Exercise brief:
Copy the listing verbatim, excluding any images found in it.

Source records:
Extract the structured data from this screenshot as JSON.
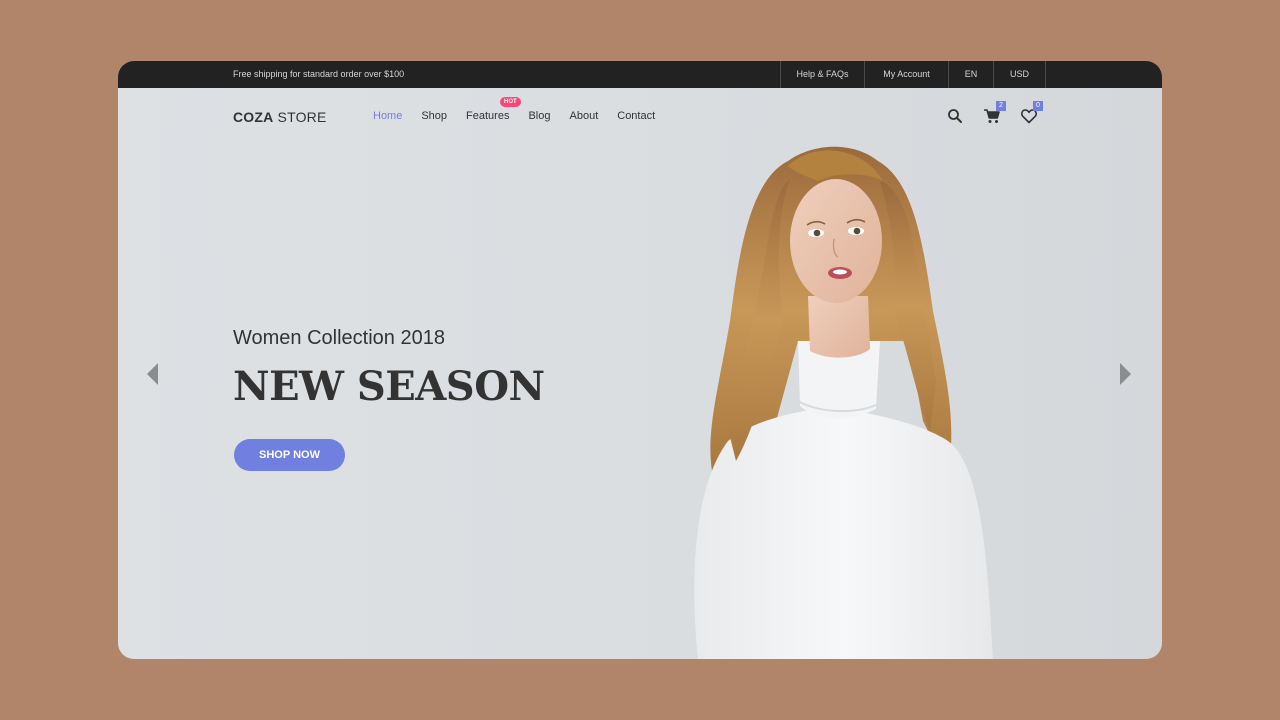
{
  "topbar": {
    "promo": "Free shipping for standard order over $100",
    "links": {
      "help": "Help & FAQs",
      "account": "My Account",
      "lang": "EN",
      "currency": "USD"
    }
  },
  "header": {
    "logo_bold": "COZA",
    "logo_rest": " STORE",
    "nav": {
      "home": "Home",
      "shop": "Shop",
      "features": "Features",
      "blog": "Blog",
      "about": "About",
      "contact": "Contact"
    },
    "hot_badge": "HOT",
    "cart_count": "2",
    "wishlist_count": "0",
    "icons": [
      "search-icon",
      "cart-icon",
      "heart-icon"
    ]
  },
  "hero": {
    "subtitle": "Women Collection 2018",
    "title": "NEW SEASON",
    "cta": "SHOP NOW",
    "arrows": [
      "arrow-left-icon",
      "arrow-right-icon"
    ]
  },
  "colors": {
    "accent": "#717fe0",
    "hot": "#f74877",
    "topbar": "#222222",
    "page_bg": "#b0856a"
  }
}
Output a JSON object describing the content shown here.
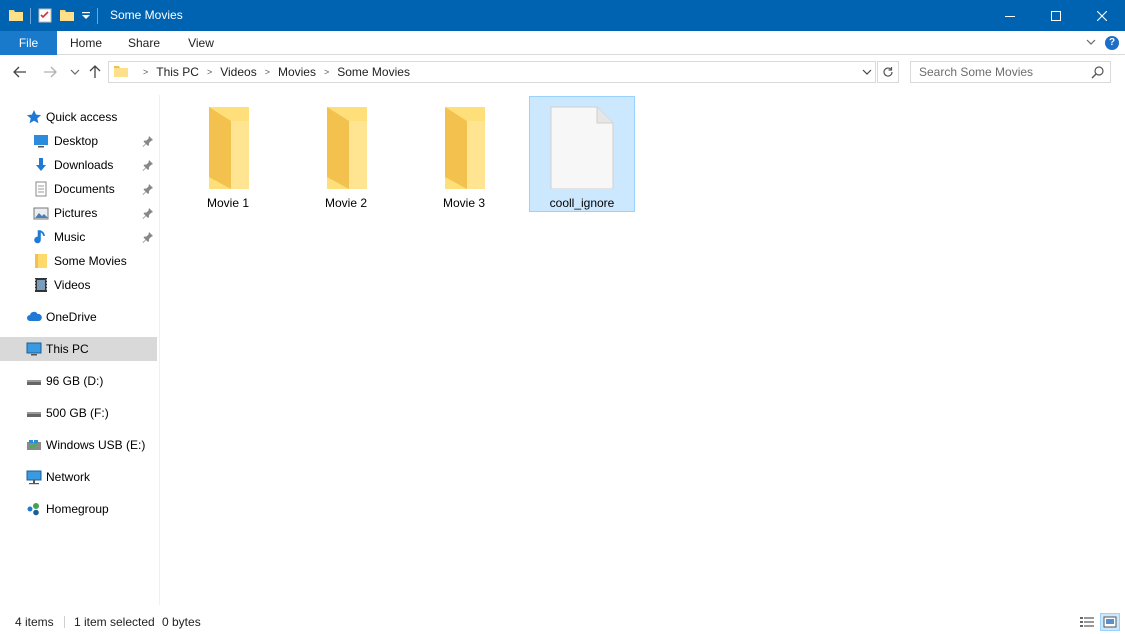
{
  "window": {
    "title": "Some Movies",
    "accent_color": "#0063b1",
    "controls": {
      "minimize": "—",
      "maximize": "☐",
      "close": "✕"
    }
  },
  "ribbon": {
    "tabs": [
      {
        "label": "File"
      },
      {
        "label": "Home"
      },
      {
        "label": "Share"
      },
      {
        "label": "View"
      }
    ],
    "help": "?"
  },
  "address_bar": {
    "crumbs": [
      "This PC",
      "Videos",
      "Movies",
      "Some Movies"
    ]
  },
  "search": {
    "placeholder": "Search Some Movies"
  },
  "navigation_pane": {
    "quick_access": "Quick access",
    "quick_items": [
      {
        "label": "Desktop",
        "icon": "desktop-icon"
      },
      {
        "label": "Downloads",
        "icon": "downloads-icon"
      },
      {
        "label": "Documents",
        "icon": "documents-icon"
      },
      {
        "label": "Pictures",
        "icon": "pictures-icon"
      },
      {
        "label": "Music",
        "icon": "music-icon"
      },
      {
        "label": "Some Movies",
        "icon": "folder-icon"
      },
      {
        "label": "Videos",
        "icon": "videos-icon"
      }
    ],
    "onedrive": "OneDrive",
    "this_pc": "This PC",
    "drives": [
      {
        "label": "96 GB (D:)"
      },
      {
        "label": "500 GB (F:)"
      },
      {
        "label": "Windows USB (E:)"
      }
    ],
    "network": "Network",
    "homegroup": "Homegroup"
  },
  "content": {
    "items": [
      {
        "name": "Movie 1",
        "type": "folder"
      },
      {
        "name": "Movie 2",
        "type": "folder"
      },
      {
        "name": "Movie 3",
        "type": "folder"
      },
      {
        "name": "cooll_ignore",
        "type": "file",
        "selected": true
      }
    ]
  },
  "status_bar": {
    "count": "4 items",
    "selection": "1 item selected",
    "size": "0 bytes"
  }
}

Answer to this exercise:
Extract the structured data from this screenshot as JSON.
{
  "topbar": {
    "promo": "Free shipping for standard order over $100",
    "links": {
      "help": "Help & FAQs",
      "account": "My Account",
      "lang": "EN",
      "currency": "USD"
    }
  },
  "header": {
    "logo_bold": "COZA",
    "logo_rest": " STORE",
    "nav": {
      "home": "Home",
      "shop": "Shop",
      "features": "Features",
      "blog": "Blog",
      "about": "About",
      "contact": "Contact"
    },
    "hot_badge": "HOT",
    "cart_count": "2",
    "wishlist_count": "0",
    "icons": [
      "search-icon",
      "cart-icon",
      "heart-icon"
    ]
  },
  "hero": {
    "subtitle": "Women Collection 2018",
    "title": "NEW SEASON",
    "cta": "SHOP NOW",
    "arrows": [
      "arrow-left-icon",
      "arrow-right-icon"
    ]
  },
  "colors": {
    "accent": "#717fe0",
    "hot": "#f74877",
    "topbar": "#222222",
    "page_bg": "#b0856a"
  }
}
Output a JSON object describing the content shown here.
{
  "window": {
    "title": "Some Movies",
    "accent_color": "#0063b1",
    "controls": {
      "minimize": "—",
      "maximize": "☐",
      "close": "✕"
    }
  },
  "ribbon": {
    "tabs": [
      {
        "label": "File"
      },
      {
        "label": "Home"
      },
      {
        "label": "Share"
      },
      {
        "label": "View"
      }
    ],
    "help": "?"
  },
  "address_bar": {
    "crumbs": [
      "This PC",
      "Videos",
      "Movies",
      "Some Movies"
    ]
  },
  "search": {
    "placeholder": "Search Some Movies"
  },
  "navigation_pane": {
    "quick_access": "Quick access",
    "quick_items": [
      {
        "label": "Desktop",
        "icon": "desktop-icon"
      },
      {
        "label": "Downloads",
        "icon": "downloads-icon"
      },
      {
        "label": "Documents",
        "icon": "documents-icon"
      },
      {
        "label": "Pictures",
        "icon": "pictures-icon"
      },
      {
        "label": "Music",
        "icon": "music-icon"
      },
      {
        "label": "Some Movies",
        "icon": "folder-icon"
      },
      {
        "label": "Videos",
        "icon": "videos-icon"
      }
    ],
    "onedrive": "OneDrive",
    "this_pc": "This PC",
    "drives": [
      {
        "label": "96 GB (D:)"
      },
      {
        "label": "500 GB (F:)"
      },
      {
        "label": "Windows USB (E:)"
      }
    ],
    "network": "Network",
    "homegroup": "Homegroup"
  },
  "content": {
    "items": [
      {
        "name": "Movie 1",
        "type": "folder"
      },
      {
        "name": "Movie 2",
        "type": "folder"
      },
      {
        "name": "Movie 3",
        "type": "folder"
      },
      {
        "name": "cooll_ignore",
        "type": "file",
        "selected": true
      }
    ]
  },
  "status_bar": {
    "count": "4 items",
    "selection": "1 item selected",
    "size": "0 bytes"
  }
}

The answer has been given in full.